● YOUR GOAL:
Write the data out again, character for character, with no images.

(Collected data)
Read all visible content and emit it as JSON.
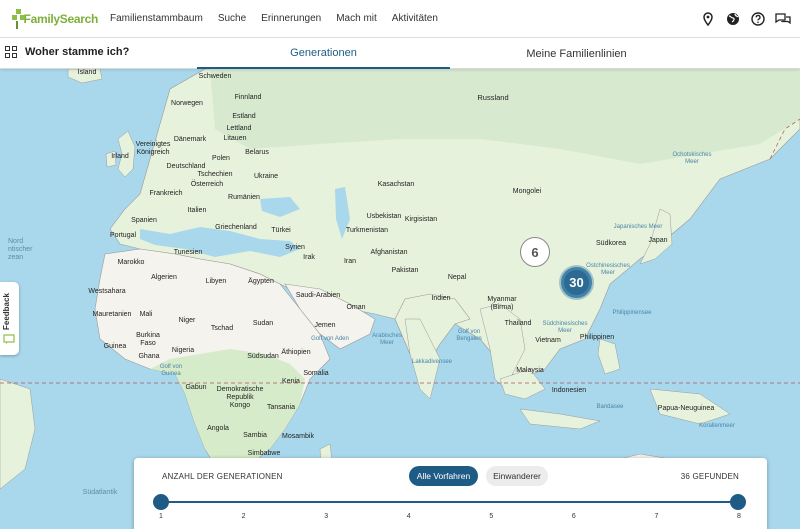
{
  "brand": "FamilySearch",
  "nav": [
    "Familienstammbaum",
    "Suche",
    "Erinnerungen",
    "Mach mit",
    "Aktivitäten"
  ],
  "nav_icons": [
    "location-icon",
    "globe-icon",
    "help-icon",
    "chat-icon"
  ],
  "subbar": {
    "title": "Woher stamme ich?",
    "tabs": [
      "Generationen",
      "Meine Familienlinien"
    ],
    "active_tab": "Generationen"
  },
  "map": {
    "labels": {
      "island": "Island",
      "schweden": "Schweden",
      "finnland": "Finnland",
      "norwegen": "Norwegen",
      "russland": "Russland",
      "estland": "Estland",
      "lettland": "Lettland",
      "litauen": "Litauen",
      "daenemark": "Dänemark",
      "vk": "Vereinigtes\nKönigreich",
      "irland": "Irland",
      "deutschland": "Deutschland",
      "polen": "Polen",
      "belarus": "Belarus",
      "ukraine": "Ukraine",
      "tschechien": "Tschechien",
      "oesterreich": "Österreich",
      "frankreich": "Frankreich",
      "rumaenien": "Rumänien",
      "kasachstan": "Kasachstan",
      "mongolei": "Mongolei",
      "usbekistan": "Usbekistan",
      "kirgisistan": "Kirgisistan",
      "italien": "Italien",
      "spanien": "Spanien",
      "portugal": "Portugal",
      "griechenland": "Griechenland",
      "tuerkei": "Türkei",
      "turkmenistan": "Turkmenistan",
      "syrien": "Syrien",
      "irak": "Irak",
      "iran": "Iran",
      "afghanistan": "Afghanistan",
      "pakistan": "Pakistan",
      "tunesien": "Tunesien",
      "marokko": "Marokko",
      "algerien": "Algerien",
      "libyen": "Libyen",
      "aegypten": "Ägypten",
      "westsahara": "Westsahara",
      "saudi": "Saudi-Arabien",
      "nepal": "Nepal",
      "indien": "Indien",
      "myanmar": "Myanmar\n(Birma)",
      "thailand": "Thailand",
      "vietnam": "Vietnam",
      "philippinen": "Philippinen",
      "malaysia": "Malaysia",
      "indonesien": "Indonesien",
      "papua": "Papua-Neuguinea",
      "suedkorea": "Südkorea",
      "japan": "Japan",
      "mauretanien": "Mauretanien",
      "mali": "Mali",
      "niger": "Niger",
      "tschad": "Tschad",
      "sudan": "Sudan",
      "oman": "Oman",
      "jemen": "Jemen",
      "burkina": "Burkina\nFaso",
      "guinea": "Guinea",
      "ghana": "Ghana",
      "nigeria": "Nigeria",
      "suedsudan": "Südsudan",
      "aethiopien": "Äthiopien",
      "somalia": "Somalia",
      "kenia": "Kenia",
      "gabun": "Gabun",
      "drkongo": "Demokratische\nRepublik\nKongo",
      "tansania": "Tansania",
      "angola": "Angola",
      "sambia": "Sambia",
      "mosambik": "Mosambik",
      "simbabwe": "Simbabwe",
      "ochotskisches": "Ochotskisches\nMeer",
      "japanisches": "Japanisches Meer",
      "ostchinesisches": "Ostchinesisches\nMeer",
      "philippinensee": "Philippinensee",
      "suedchinesisches": "Südchinesisches\nMeer",
      "arabisches": "Arabisches\nMeer",
      "golfbengalen": "Golf von\nBengalen",
      "lakkadivensee": "Lakkadivensee",
      "golfguinea": "Golf von\nGuinea",
      "golfaden": "Golf von Aden",
      "nordatlantik": "Nord\nntischer\nzean",
      "suedatlantik": "Südatlantik",
      "korallenmeer": "Korallenmeer",
      "bandasee": "Bandasee"
    },
    "clusters": [
      {
        "name": "cluster-china",
        "count": "6"
      },
      {
        "name": "cluster-east-china-sea",
        "count": "30"
      }
    ]
  },
  "feedback_label": "Feedback",
  "panel": {
    "label": "ANZAHL DER GENERATIONEN",
    "filters": [
      "Alle Vorfahren",
      "Einwanderer"
    ],
    "active_filter": "Alle Vorfahren",
    "found": "36 GEFUNDEN",
    "ticks": [
      "1",
      "2",
      "3",
      "4",
      "5",
      "6",
      "7",
      "8"
    ],
    "range": [
      1,
      8
    ]
  },
  "colors": {
    "accent": "#1f5c85",
    "brand_green": "#7fae3b",
    "water": "#a9d8ec",
    "land": "#e6f2dc",
    "desert": "#f4f3ed"
  }
}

● ANSWER FOR THIS EXERCISE:
Read all visible content and emit it as JSON.
{
  "brand": "FamilySearch",
  "nav": [
    "Familienstammbaum",
    "Suche",
    "Erinnerungen",
    "Mach mit",
    "Aktivitäten"
  ],
  "nav_icons": [
    "location-icon",
    "globe-icon",
    "help-icon",
    "chat-icon"
  ],
  "subbar": {
    "title": "Woher stamme ich?",
    "tabs": [
      "Generationen",
      "Meine Familienlinien"
    ],
    "active_tab": "Generationen"
  },
  "map": {
    "labels": {
      "island": "Island",
      "schweden": "Schweden",
      "finnland": "Finnland",
      "norwegen": "Norwegen",
      "russland": "Russland",
      "estland": "Estland",
      "lettland": "Lettland",
      "litauen": "Litauen",
      "daenemark": "Dänemark",
      "vk": "Vereinigtes\nKönigreich",
      "irland": "Irland",
      "deutschland": "Deutschland",
      "polen": "Polen",
      "belarus": "Belarus",
      "ukraine": "Ukraine",
      "tschechien": "Tschechien",
      "oesterreich": "Österreich",
      "frankreich": "Frankreich",
      "rumaenien": "Rumänien",
      "kasachstan": "Kasachstan",
      "mongolei": "Mongolei",
      "usbekistan": "Usbekistan",
      "kirgisistan": "Kirgisistan",
      "italien": "Italien",
      "spanien": "Spanien",
      "portugal": "Portugal",
      "griechenland": "Griechenland",
      "tuerkei": "Türkei",
      "turkmenistan": "Turkmenistan",
      "syrien": "Syrien",
      "irak": "Irak",
      "iran": "Iran",
      "afghanistan": "Afghanistan",
      "pakistan": "Pakistan",
      "tunesien": "Tunesien",
      "marokko": "Marokko",
      "algerien": "Algerien",
      "libyen": "Libyen",
      "aegypten": "Ägypten",
      "westsahara": "Westsahara",
      "saudi": "Saudi-Arabien",
      "nepal": "Nepal",
      "indien": "Indien",
      "myanmar": "Myanmar\n(Birma)",
      "thailand": "Thailand",
      "vietnam": "Vietnam",
      "philippinen": "Philippinen",
      "malaysia": "Malaysia",
      "indonesien": "Indonesien",
      "papua": "Papua-Neuguinea",
      "suedkorea": "Südkorea",
      "japan": "Japan",
      "mauretanien": "Mauretanien",
      "mali": "Mali",
      "niger": "Niger",
      "tschad": "Tschad",
      "sudan": "Sudan",
      "oman": "Oman",
      "jemen": "Jemen",
      "burkina": "Burkina\nFaso",
      "guinea": "Guinea",
      "ghana": "Ghana",
      "nigeria": "Nigeria",
      "suedsudan": "Südsudan",
      "aethiopien": "Äthiopien",
      "somalia": "Somalia",
      "kenia": "Kenia",
      "gabun": "Gabun",
      "drkongo": "Demokratische\nRepublik\nKongo",
      "tansania": "Tansania",
      "angola": "Angola",
      "sambia": "Sambia",
      "mosambik": "Mosambik",
      "simbabwe": "Simbabwe",
      "ochotskisches": "Ochotskisches\nMeer",
      "japanisches": "Japanisches Meer",
      "ostchinesisches": "Ostchinesisches\nMeer",
      "philippinensee": "Philippinensee",
      "suedchinesisches": "Südchinesisches\nMeer",
      "arabisches": "Arabisches\nMeer",
      "golfbengalen": "Golf von\nBengalen",
      "lakkadivensee": "Lakkadivensee",
      "golfguinea": "Golf von\nGuinea",
      "golfaden": "Golf von Aden",
      "nordatlantik": "Nord\nntischer\nzean",
      "suedatlantik": "Südatlantik",
      "korallenmeer": "Korallenmeer",
      "bandasee": "Bandasee"
    },
    "clusters": [
      {
        "name": "cluster-china",
        "count": "6"
      },
      {
        "name": "cluster-east-china-sea",
        "count": "30"
      }
    ]
  },
  "feedback_label": "Feedback",
  "panel": {
    "label": "ANZAHL DER GENERATIONEN",
    "filters": [
      "Alle Vorfahren",
      "Einwanderer"
    ],
    "active_filter": "Alle Vorfahren",
    "found": "36 GEFUNDEN",
    "ticks": [
      "1",
      "2",
      "3",
      "4",
      "5",
      "6",
      "7",
      "8"
    ],
    "range": [
      1,
      8
    ]
  },
  "colors": {
    "accent": "#1f5c85",
    "brand_green": "#7fae3b",
    "water": "#a9d8ec",
    "land": "#e6f2dc",
    "desert": "#f4f3ed"
  }
}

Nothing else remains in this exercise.